## GIVEN REQUEST
Count how many lines of the material contain the string "this", then give that number and nothing more.

## STORED RECORDS
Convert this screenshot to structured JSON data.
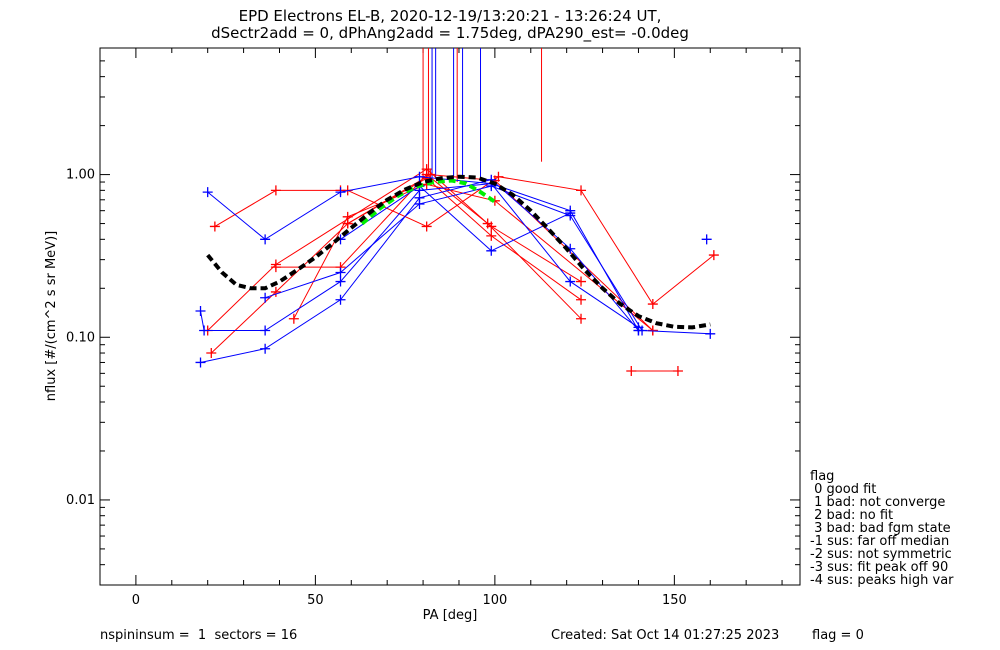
{
  "chart_data": {
    "type": "line",
    "title_line1": "EPD Electrons EL-B, 2020-12-19/13:20:21 - 13:26:24 UT,",
    "title_line2": "dSectr2add = 0, dPhAng2add = 1.75deg, dPA290_est=  -0.0deg",
    "xlabel": "PA [deg]",
    "ylabel": "nflux [#/(cm^2 s sr MeV)]",
    "xlim": [
      -10,
      185
    ],
    "ylim": [
      0.003,
      6
    ],
    "yscale": "log",
    "xticks": [
      0,
      50,
      100,
      150
    ],
    "xtick_labels": [
      "0",
      "50",
      "100",
      "150"
    ],
    "yticks": [
      0.01,
      0.1,
      1.0
    ],
    "ytick_labels": [
      "0.01",
      "0.10",
      "1.00"
    ],
    "colors": {
      "red": "#ff0000",
      "blue": "#0000ff",
      "fit": "#000000",
      "green": "#00ee00"
    },
    "series": [
      {
        "color": "red",
        "points": [
          [
            22,
            0.48
          ],
          [
            39,
            0.8
          ],
          [
            57,
            0.8
          ]
        ]
      },
      {
        "color": "red",
        "points": [
          [
            59,
            0.8
          ],
          [
            81,
            0.48
          ],
          [
            101,
            0.97
          ],
          [
            124,
            0.8
          ],
          [
            144,
            0.16
          ],
          [
            161,
            0.32
          ]
        ]
      },
      {
        "color": "red",
        "points": [
          [
            20,
            0.11
          ],
          [
            39,
            0.28
          ],
          [
            81,
            1.08
          ],
          [
            98,
            0.5
          ],
          [
            124,
            0.13
          ]
        ]
      },
      {
        "color": "red",
        "points": [
          [
            21,
            0.08
          ],
          [
            39,
            0.19
          ],
          [
            59,
            0.5
          ],
          [
            81,
            0.95
          ],
          [
            99,
            0.42
          ],
          [
            124,
            0.17
          ]
        ]
      },
      {
        "color": "red",
        "points": [
          [
            39,
            0.27
          ],
          [
            57,
            0.27
          ],
          [
            81,
            1.0
          ],
          [
            99,
            0.48
          ],
          [
            124,
            0.22
          ]
        ]
      },
      {
        "color": "red",
        "points": [
          [
            44,
            0.13
          ],
          [
            59,
            0.55
          ],
          [
            81,
            0.87
          ],
          [
            100,
            0.69
          ],
          [
            144,
            0.11
          ]
        ]
      },
      {
        "color": "red",
        "points": [
          [
            59,
            0.5
          ],
          [
            82,
            1.0
          ],
          [
            100,
            0.92
          ],
          [
            144,
            0.11
          ]
        ]
      },
      {
        "color": "red",
        "points": [
          [
            138,
            0.062
          ],
          [
            151,
            0.062
          ]
        ]
      },
      {
        "color": "blue",
        "points": [
          [
            20,
            0.78
          ],
          [
            36,
            0.4
          ],
          [
            57,
            0.78
          ],
          [
            79,
            0.97
          ],
          [
            99,
            0.88
          ],
          [
            121,
            0.6
          ],
          [
            140,
            0.11
          ]
        ]
      },
      {
        "color": "blue",
        "points": [
          [
            18,
            0.145
          ],
          [
            19,
            0.11
          ],
          [
            36,
            0.11
          ],
          [
            57,
            0.22
          ],
          [
            79,
            0.8
          ],
          [
            99,
            0.88
          ],
          [
            121,
            0.22
          ],
          [
            140,
            0.115
          ]
        ]
      },
      {
        "color": "blue",
        "points": [
          [
            18,
            0.07
          ],
          [
            36,
            0.085
          ],
          [
            57,
            0.17
          ],
          [
            79,
            0.72
          ],
          [
            99,
            0.93
          ],
          [
            121,
            0.35
          ],
          [
            140,
            0.11
          ]
        ]
      },
      {
        "color": "blue",
        "points": [
          [
            36,
            0.175
          ],
          [
            57,
            0.25
          ],
          [
            79,
            0.66
          ],
          [
            99,
            0.85
          ],
          [
            121,
            0.56
          ],
          [
            141,
            0.11
          ],
          [
            160,
            0.105
          ]
        ]
      },
      {
        "color": "blue",
        "points": [
          [
            57,
            0.4
          ],
          [
            79,
            0.85
          ],
          [
            99,
            0.34
          ],
          [
            121,
            0.58
          ]
        ]
      },
      {
        "color": "blue",
        "points": [
          [
            159,
            0.4
          ]
        ]
      }
    ],
    "fit_curve": [
      [
        20,
        0.32
      ],
      [
        24,
        0.25
      ],
      [
        28,
        0.21
      ],
      [
        32,
        0.2
      ],
      [
        36,
        0.2
      ],
      [
        40,
        0.22
      ],
      [
        45,
        0.26
      ],
      [
        50,
        0.31
      ],
      [
        55,
        0.38
      ],
      [
        60,
        0.47
      ],
      [
        65,
        0.58
      ],
      [
        70,
        0.7
      ],
      [
        75,
        0.81
      ],
      [
        80,
        0.9
      ],
      [
        85,
        0.95
      ],
      [
        90,
        0.97
      ],
      [
        95,
        0.96
      ],
      [
        100,
        0.88
      ],
      [
        105,
        0.75
      ],
      [
        110,
        0.6
      ],
      [
        115,
        0.46
      ],
      [
        120,
        0.35
      ],
      [
        125,
        0.26
      ],
      [
        130,
        0.2
      ],
      [
        135,
        0.16
      ],
      [
        140,
        0.135
      ],
      [
        145,
        0.122
      ],
      [
        150,
        0.116
      ],
      [
        155,
        0.115
      ],
      [
        160,
        0.12
      ]
    ],
    "green_curve": [
      [
        63,
        0.5
      ],
      [
        68,
        0.62
      ],
      [
        73,
        0.74
      ],
      [
        78,
        0.84
      ],
      [
        83,
        0.9
      ],
      [
        88,
        0.92
      ],
      [
        92,
        0.88
      ],
      [
        96,
        0.78
      ],
      [
        100,
        0.68
      ]
    ],
    "vertical_lines": [
      {
        "x": 80,
        "y_bottom": 0.95,
        "color": "red"
      },
      {
        "x": 81.5,
        "y_bottom": 1.0,
        "color": "red"
      },
      {
        "x": 82.5,
        "y_bottom": 0.9,
        "color": "blue"
      },
      {
        "x": 83.5,
        "y_bottom": 0.95,
        "color": "blue"
      },
      {
        "x": 88.5,
        "y_bottom": 0.95,
        "color": "blue"
      },
      {
        "x": 89.5,
        "y_bottom": 0.9,
        "color": "red"
      },
      {
        "x": 91,
        "y_bottom": 0.95,
        "color": "blue"
      },
      {
        "x": 96,
        "y_bottom": 0.95,
        "color": "blue"
      },
      {
        "x": 113,
        "y_bottom": 1.2,
        "color": "red"
      }
    ]
  },
  "legend": {
    "title": "flag",
    "items": [
      " 0 good fit",
      " 1 bad: not converge",
      " 2 bad: no fit",
      " 3 bad: bad fgm state",
      "-1 sus: far off median",
      "-2 sus: not symmetric",
      "-3 sus: fit peak off 90",
      "-4 sus: peaks high var"
    ]
  },
  "footer": {
    "left": "nspininsum =  1  sectors = 16",
    "created": "Created: Sat Oct 14 01:27:25 2023",
    "flag": "flag = 0"
  }
}
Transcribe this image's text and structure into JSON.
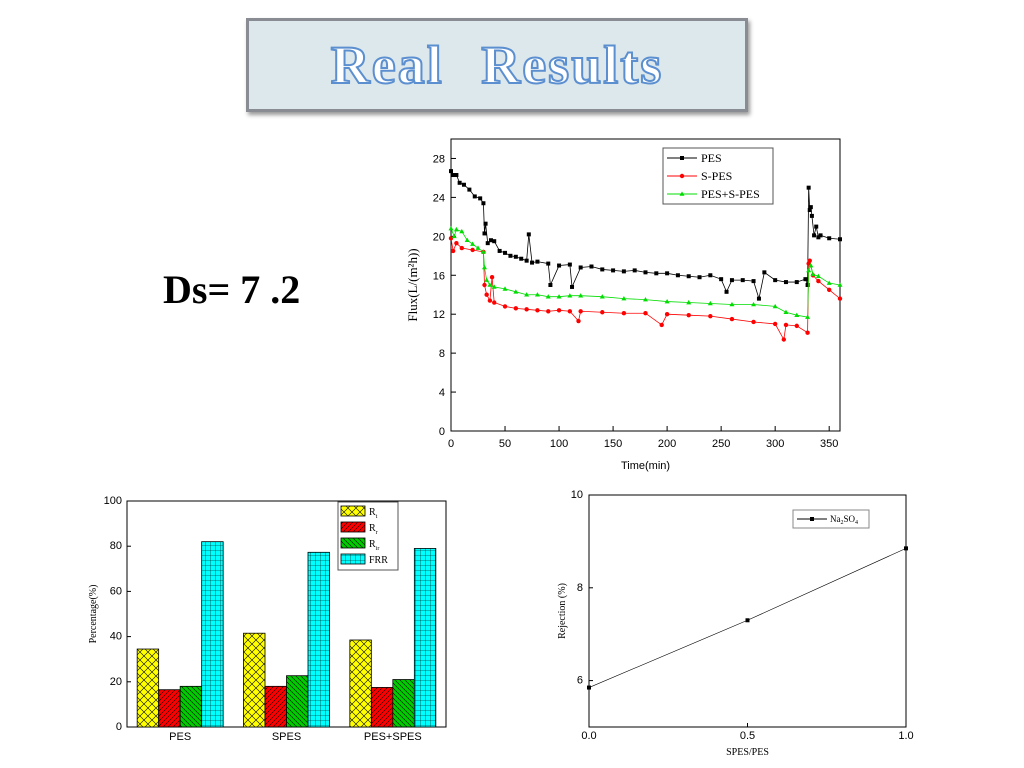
{
  "title": "Real Results",
  "ds_label": "Ds= 7 .2",
  "chart_data": [
    {
      "type": "line",
      "xlabel": "Time(min)",
      "ylabel": "Flux(L/(m²h))",
      "xlim": [
        0,
        360
      ],
      "ylim": [
        0,
        30
      ],
      "xticks": [
        0,
        50,
        100,
        150,
        200,
        250,
        300,
        350
      ],
      "yticks": [
        0,
        4,
        8,
        12,
        16,
        20,
        24,
        28
      ],
      "legend_position": "top-right",
      "series": [
        {
          "name": "PES",
          "color": "#000000",
          "marker": "square",
          "x": [
            0,
            2,
            5,
            8,
            12,
            17,
            22,
            27,
            30,
            31,
            32,
            34,
            37,
            40,
            45,
            50,
            55,
            60,
            65,
            70,
            72,
            75,
            80,
            90,
            92,
            100,
            110,
            112,
            120,
            130,
            140,
            150,
            160,
            170,
            180,
            190,
            200,
            210,
            220,
            230,
            240,
            250,
            255,
            260,
            270,
            280,
            285,
            290,
            300,
            310,
            320,
            328,
            330,
            331,
            332,
            333,
            334,
            336,
            338,
            340,
            342,
            350,
            360
          ],
          "y": [
            26.7,
            26.3,
            26.3,
            25.5,
            25.3,
            24.8,
            24.1,
            23.9,
            23.4,
            20.3,
            21.3,
            19.3,
            19.6,
            19.5,
            18.5,
            18.3,
            18.0,
            17.9,
            17.7,
            17.5,
            20.2,
            17.3,
            17.4,
            17.2,
            15.0,
            17.0,
            17.1,
            14.8,
            16.8,
            16.9,
            16.6,
            16.5,
            16.4,
            16.5,
            16.3,
            16.2,
            16.2,
            16.0,
            15.9,
            15.8,
            16.0,
            15.6,
            14.3,
            15.5,
            15.5,
            15.4,
            13.6,
            16.3,
            15.5,
            15.3,
            15.3,
            15.6,
            15.0,
            25.0,
            22.7,
            23.0,
            22.1,
            20.1,
            21.0,
            19.9,
            20.1,
            19.8,
            19.7
          ]
        },
        {
          "name": "S-PES",
          "color": "#ff0000",
          "marker": "circle",
          "x": [
            0,
            2,
            5,
            10,
            20,
            30,
            31,
            33,
            36,
            38,
            40,
            50,
            60,
            70,
            80,
            90,
            100,
            110,
            118,
            120,
            140,
            160,
            180,
            195,
            200,
            220,
            240,
            260,
            280,
            300,
            308,
            310,
            320,
            330,
            331,
            332,
            335,
            340,
            350,
            360
          ],
          "y": [
            19.8,
            18.5,
            19.3,
            18.8,
            18.6,
            18.4,
            15.0,
            14.0,
            13.4,
            15.8,
            13.2,
            12.8,
            12.6,
            12.5,
            12.4,
            12.3,
            12.4,
            12.3,
            11.3,
            12.3,
            12.2,
            12.1,
            12.1,
            10.9,
            12.0,
            11.9,
            11.8,
            11.5,
            11.2,
            11.0,
            9.4,
            10.9,
            10.8,
            10.1,
            17.2,
            17.5,
            16.0,
            15.4,
            14.5,
            13.6
          ]
        },
        {
          "name": "PES+S-PES",
          "color": "#00dd00",
          "marker": "triangle",
          "x": [
            0,
            3,
            5,
            10,
            15,
            20,
            25,
            30,
            31,
            33,
            36,
            40,
            50,
            60,
            70,
            80,
            90,
            100,
            110,
            120,
            140,
            160,
            180,
            200,
            220,
            240,
            260,
            280,
            300,
            310,
            320,
            330,
            331,
            333,
            335,
            340,
            350,
            360
          ],
          "y": [
            20.8,
            20.0,
            20.7,
            20.5,
            19.6,
            19.2,
            18.8,
            18.4,
            16.8,
            15.5,
            15.0,
            14.8,
            14.6,
            14.3,
            14.0,
            14.0,
            13.8,
            13.8,
            13.9,
            13.9,
            13.8,
            13.6,
            13.5,
            13.3,
            13.2,
            13.1,
            13.0,
            13.0,
            12.8,
            12.2,
            11.9,
            11.7,
            16.5,
            17.0,
            16.1,
            15.9,
            15.2,
            15.0
          ]
        }
      ]
    },
    {
      "type": "bar",
      "ylabel": "Percentage(%)",
      "ylim": [
        0,
        100
      ],
      "yticks": [
        0,
        20,
        40,
        60,
        80,
        100
      ],
      "categories": [
        "PES",
        "SPES",
        "PES+SPES"
      ],
      "legend_position": "top-right",
      "series": [
        {
          "name": "R",
          "sub": "t",
          "color": "#ffff00",
          "values": [
            34.5,
            41.5,
            38.5
          ]
        },
        {
          "name": "R",
          "sub": "r",
          "color": "#ff0000",
          "values": [
            16.5,
            18.0,
            17.5
          ]
        },
        {
          "name": "R",
          "sub": "ir",
          "color": "#00cc00",
          "values": [
            18.0,
            22.7,
            21.0
          ]
        },
        {
          "name": "FRR",
          "sub": "",
          "color": "#00ffff",
          "values": [
            82.0,
            77.3,
            79.0
          ]
        }
      ]
    },
    {
      "type": "line",
      "xlabel": "SPES/PES",
      "ylabel": "Rejection (%)",
      "xlim": [
        0,
        1
      ],
      "ylim": [
        5,
        10
      ],
      "xticks": [
        "0.0",
        "0.5",
        "1.0"
      ],
      "yticks": [
        6,
        8,
        10
      ],
      "legend_position": "top-right",
      "series": [
        {
          "name": "Na",
          "sub1": "2",
          "mid": "SO",
          "sub2": "4",
          "color": "#000000",
          "x": [
            0,
            0.5,
            1.0
          ],
          "y": [
            5.85,
            7.3,
            8.85
          ]
        }
      ]
    }
  ]
}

## FULL RESPONSE
2